= Springvale Junction =

Road intersection in Melbourne, Victoria

Springvale Junction is a road intersection in Melbourne, Victoria, Australia. It is situated on the boundary of the suburbs of Mulgrave and Springvale.

Springvale junction forms the intersection of four major roads, two of which terminate:
- Springvale Road: along with Stud Road eight kilometres to the east and Warrigal Road four kilometres to the west, Springvale Road is the busiest and most unsafe north–south thoroughfare in the eastern suburbs, with speed limits of 70 km/h and 80 km/h, and a six-lane dual carriageway.
- Princes Highway: along with the Monash Freeway, the major thoroughfare from the south-eastern suburbs into the city, running northwest-southeast. Like Springvale Road, it is a six-lane dual carriageway.
- Police Road/Centre Road: two-lane single carriageway running east–west. These roads are slightly off-set from the main intersection.
Each of the six main corners of the intersection has shops or shopping centres on it.

++++++++++

→ **Directions**
- 1) Name every road that appears in the passage on Springvale Junction.
- 2) Write the next part of the Springvale Junction article, picking up after its final sentence.

→ **Data**

++++++++++

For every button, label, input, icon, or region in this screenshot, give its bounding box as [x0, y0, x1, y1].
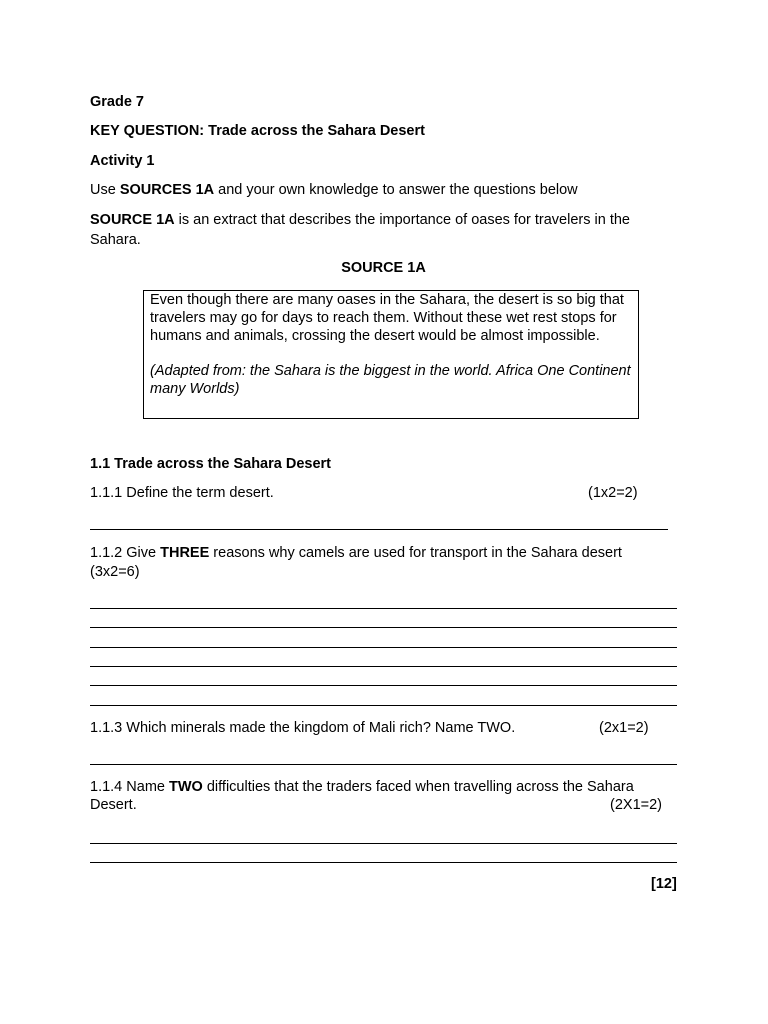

++++++++++

→ **Outputs**
- 1) Springvale Road, Stud Road, Warrigal Road, Princes Highway, Monash Freeway, Police Road, Centre Road

- 2)
==Improvements==
The shopping centres make upgrades to Springvale Junction harder to implement, with any potential grade separation of the Princes Highway needing significant land acquisitions. However, alternative thoroughfares have been built to ease the congestion on the Princes Highway, such as the Monash Freeway and EastLink. Westall Road also directs south-bound traffic from the west around Springvale Junction, and the slowest part of Springvale Road. In addition, the Dingley Arterial, which connects with the existing Westall Road, attracts Dandenong traffic away from the junction. Removal of the railway crossing at Springvale Road as part of the LXRP has also reduced delays.

== Consultation of community ==
In 2016, VicRoads consulted the community on how best to improve the intersection, with a survey conducted as to what community members would find acceptable.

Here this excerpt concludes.